▶ What you should do: Copy out exactly the lines running from the one with "What does this" through the final line, both ends included, and nothing else. Pictures stay out of the copy.

▶ Input records:

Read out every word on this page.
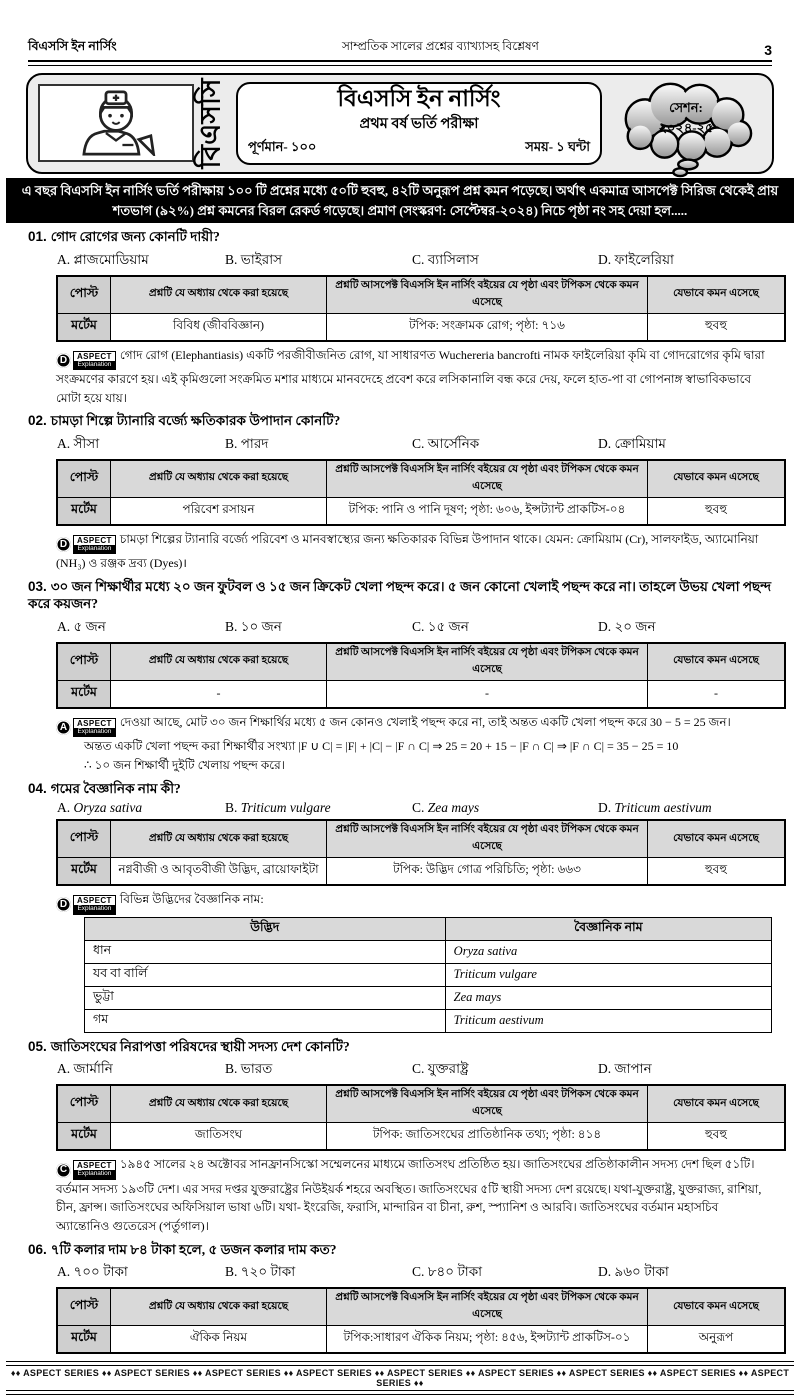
বিএসসি ইন নার্সিং	সাম্প্রতিক সালের প্রশ্নের ব্যাখ্যাসহ বিশ্লেষণ	3
বিএসসি	বিএসসি ইন নার্সিং
প্রথম বর্ষ ভর্তি পরীক্ষা
পূর্ণমান- ১০০	সময়- ১ ঘন্টা
সেশন:
২০২৪-২৫
এ বছর বিএসসি ইন নার্সিং ভর্তি পরীক্ষায় ১০০ টি প্রশ্নের মধ্যে ৫০টি হুবহু, ৪২টি অনুরূপ প্রশ্ন কমন পড়েছে। অর্থাৎ একমাত্র আসপেক্ট সিরিজ থেকেই প্রায় শতভাগ (৯২%) প্রশ্ন কমনের বিরল রেকর্ড গড়েছে। প্রমাণ (সংস্করণ: সেপ্টেম্বর-২০২৪) নিচে পৃষ্ঠা নং সহ দেয়া হল.....
01. গোদ রোগের জন্য কোনটি দায়ী?
A. প্লাজমোডিয়াম	B. ভাইরাস	C. ব্যাসিলাস	D. ফাইলেরিয়া
পোস্ট	প্রশ্নটি যে অধ্যায় থেকে করা হয়েছে	প্রশ্নটি আসপেক্ট বিএসসি ইন নার্সিং বইয়ের যে পৃষ্ঠা এবং টপিকস থেকে কমন এসেছে	যেভাবে কমন এসেছে
মর্টেম	বিবিধ (জীববিজ্ঞান)	টপিক: সংক্রামক রোগ; পৃষ্ঠা: ৭১৬	হুবহু
D	ASPECT
Explanation
গোদ রোগ (Elephantiasis) একটি পরজীবীজনিত রোগ, যা সাধারণত Wuchereria bancrofti নামক ফাইলেরিয়া কৃমি বা গোদরোগের কৃমি দ্বারা সংক্রমণের কারণে হয়। এই কৃমিগুলো সংক্রমিত মশার মাধ্যমে মানবদেহে প্রবেশ করে লসিকানালি বন্ধ করে দেয়, ফলে হাত-পা বা গোপনাঙ্গ স্বাভাবিকভাবে মোটা হয়ে যায়।
02. চামড়া শিল্পে ট্যানারি বর্জ্যে ক্ষতিকারক উপাদান কোনটি?
A. সীসা	B. পারদ	C. আর্সেনিক	D. ক্রোমিয়াম
পোস্ট	প্রশ্নটি যে অধ্যায় থেকে করা হয়েছে	প্রশ্নটি আসপেক্ট বিএসসি ইন নার্সিং বইয়ের যে পৃষ্ঠা এবং টপিকস থেকে কমন এসেছে	যেভাবে কমন এসেছে
মর্টেম	পরিবেশ রসায়ন	টপিক: পানি ও পানি দূষণ; পৃষ্ঠা: ৬০৬, ইন্সট্যান্ট প্রাকটিস-০৪	হুবহু
D	ASPECT
Explanation
চামড়া শিল্পের ট্যানারি বর্জ্যে পরিবেশ ও মানবস্বাস্থ্যের জন্য ক্ষতিকারক বিভিন্ন উপাদান থাকে। যেমন: ক্রোমিয়াম (Cr), সালফাইড, অ্যামোনিয়া (NH₃) ও রঞ্জক দ্রব্য (Dyes)।
03. ৩০ জন শিক্ষার্থীর মধ্যে ২০ জন ফুটবল ও ১৫ জন ক্রিকেট খেলা পছন্দ করে। ৫ জন কোনো খেলাই পছন্দ করে না। তাহলে উভয় খেলা পছন্দ করে কয়জন?
A. ৫ জন	B. ১০ জন	C. ১৫ জন	D. ২০ জন
পোস্ট	প্রশ্নটি যে অধ্যায় থেকে করা হয়েছে	প্রশ্নটি আসপেক্ট বিএসসি ইন নার্সিং বইয়ের যে পৃষ্ঠা এবং টপিকস থেকে কমন এসেছে	যেভাবে কমন এসেছে
মর্টেম	-	-	-
A	ASPECT
Explanation
দেওয়া আছে, মোট ৩০ জন শিক্ষার্থির মধ্যে ৫ জন কোনও খেলাই পছন্দ করে না, তাই অন্তত একটি খেলা পছন্দ করে 30 − 5 = 25 জন।
অন্তত একটি খেলা পছন্দ করা শিক্ষার্থীর সংখ্যা |F ∪ C| = |F| + |C| − |F ∩ C| ⇒ 25 = 20 + 15 − |F ∩ C| ⇒ |F ∩ C| = 35 − 25 = 10
∴ ১০ জন শিক্ষার্থী দুইটি খেলায় পছন্দ করে।
04. গমের বৈজ্ঞানিক নাম কী?
A. Oryza sativa	B. Triticum vulgare	C. Zea mays	D. Triticum aestivum
পোস্ট	প্রশ্নটি যে অধ্যায় থেকে করা হয়েছে	প্রশ্নটি আসপেক্ট বিএসসি ইন নার্সিং বইয়ের যে পৃষ্ঠা এবং টপিকস থেকে কমন এসেছে	যেভাবে কমন এসেছে
মর্টেম	নগ্নবীজী ও আবৃতবীজী উদ্ভিদ, ব্রায়োফাইটা	টপিক: উদ্ভিদ গোত্র পরিচিতি; পৃষ্ঠা: ৬৬৩	হুবহু
D	ASPECT
Explanation
বিভিন্ন উদ্ভিদের বৈজ্ঞানিক নাম:
উদ্ভিদ	বৈজ্ঞানিক নাম
ধান	Oryza sativa
যব বা বার্লি	Triticum vulgare
ভুট্টা	Zea mays
গম	Triticum aestivum
05. জাতিসংঘের নিরাপত্তা পরিষদের স্থায়ী সদস্য দেশ কোনটি?
A. জার্মানি	B. ভারত	C. যুক্তরাষ্ট্র	D. জাপান
পোস্ট	প্রশ্নটি যে অধ্যায় থেকে করা হয়েছে	প্রশ্নটি আসপেক্ট বিএসসি ইন নার্সিং বইয়ের যে পৃষ্ঠা এবং টপিকস থেকে কমন এসেছে	যেভাবে কমন এসেছে
মর্টেম	জাতিসংঘ	টপিক: জাতিসংঘের প্রাতিষ্ঠানিক তথ্য; পৃষ্ঠা: ৪১৪	হুবহু
C	ASPECT
Explanation
১৯৪৫ সালের ২৪ অক্টোবর সানফ্রানসিস্কো সম্মেলনের মাধ্যমে জাতিসংঘ প্রতিষ্ঠিত হয়। জাতিসংঘের প্রতিষ্ঠাকালীন সদস্য দেশ ছিল ৫১টি। বর্তমান সদস্য ১৯৩টি দেশ। এর সদর দপ্তর যুক্তরাষ্ট্রের নিউইয়র্ক শহরে অবস্থিত। জাতিসংঘের ৫টি স্থায়ী সদস্য দেশ রয়েছে। যথা-যুক্তরাষ্ট্র, যুক্তরাজ্য, রাশিয়া, চীন, ফ্রান্স। জাতিসংঘের অফিসিয়াল ভাষা ৬টি। যথা- ইংরেজি, ফরাসি, মান্দারিন বা চীনা, রুশ, স্প্যানিশ ও আরবি। জাতিসংঘের বর্তমান মহাসচিব অ্যান্তোনিও গুতেরেস (পর্তুগাল)।
06. ৭টি কলার দাম ৮৪ টাকা হলে, ৫ ডজন কলার দাম কত?
A. ৭০০ টাকা	B. ৭২০ টাকা	C. ৮৪০ টাকা	D. ৯৬০ টাকা
পোস্ট	প্রশ্নটি যে অধ্যায় থেকে করা হয়েছে	প্রশ্নটি আসপেক্ট বিএসসি ইন নার্সিং বইয়ের যে পৃষ্ঠা এবং টপিকস থেকে কমন এসেছে	যেভাবে কমন এসেছে
মর্টেম	ঐকিক নিয়ম	টপিক:সাধারণ ঐকিক নিয়ম; পৃষ্ঠা: ৪৫৬, ইন্সট্যান্ট প্রাকটিস-০১	অনুরূপ
♦♦ ASPECT SERIES ♦♦ ASPECT SERIES ♦♦ ASPECT SERIES ♦♦ ASPECT SERIES ♦♦ ASPECT SERIES ♦♦ ASPECT SERIES ♦♦ ASPECT SERIES ♦♦ ASPECT SERIES ♦♦ ASPECT SERIES ♦♦
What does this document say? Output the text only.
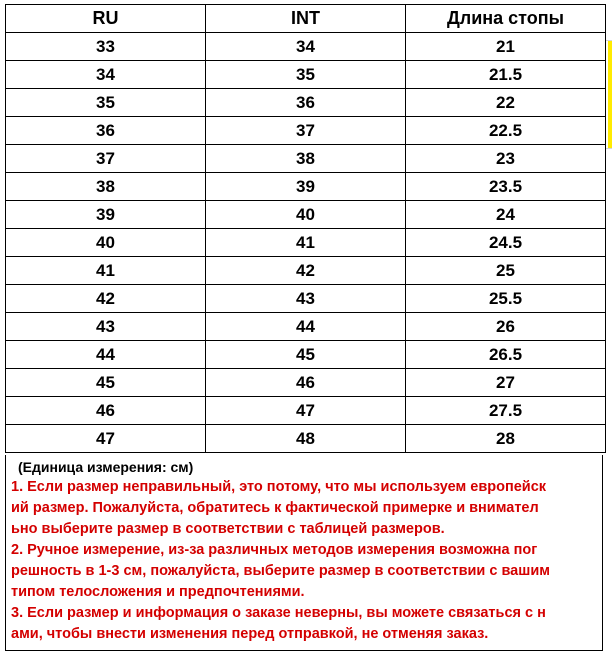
RU	INT	Длина стопы
33	34	21
34	35	21.5
35	36	22
36	37	22.5
37	38	23
38	39	23.5
39	40	24
40	41	24.5
41	42	25
42	43	25.5
43	44	26
44	45	26.5
45	46	27
46	47	27.5
47	48	28
(Единица измерения: см)
1. Если размер неправильный, это потому, что мы используем европейск
ий размер. Пожалуйста, обратитесь к фактической примерке и внимател
ьно выберите размер в соответствии с таблицей размеров.
2. Ручное измерение, из-за различных методов измерения возможна пог
решность в 1-3 см, пожалуйста, выберите размер в соответствии с вашим
типом телосложения и предпочтениями.
3. Если размер и информация о заказе неверны, вы можете связаться с н
ами, чтобы внести изменения перед отправкой, не отменяя заказ.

▶ Output below:
What does this document say? Output the text only.
RU	INT	Длина стопы
33	34	21
34	35	21.5
35	36	22
36	37	22.5
37	38	23
38	39	23.5
39	40	24
40	41	24.5
41	42	25
42	43	25.5
43	44	26
44	45	26.5
45	46	27
46	47	27.5
47	48	28
(Единица измерения: см)
1. Если размер неправильный, это потому, что мы используем европейск
ий размер. Пожалуйста, обратитесь к фактической примерке и внимател
ьно выберите размер в соответствии с таблицей размеров.
2. Ручное измерение, из-за различных методов измерения возможна пог
решность в 1-3 см, пожалуйста, выберите размер в соответствии с вашим
типом телосложения и предпочтениями.
3. Если размер и информация о заказе неверны, вы можете связаться с н
ами, чтобы внести изменения перед отправкой, не отменяя заказ.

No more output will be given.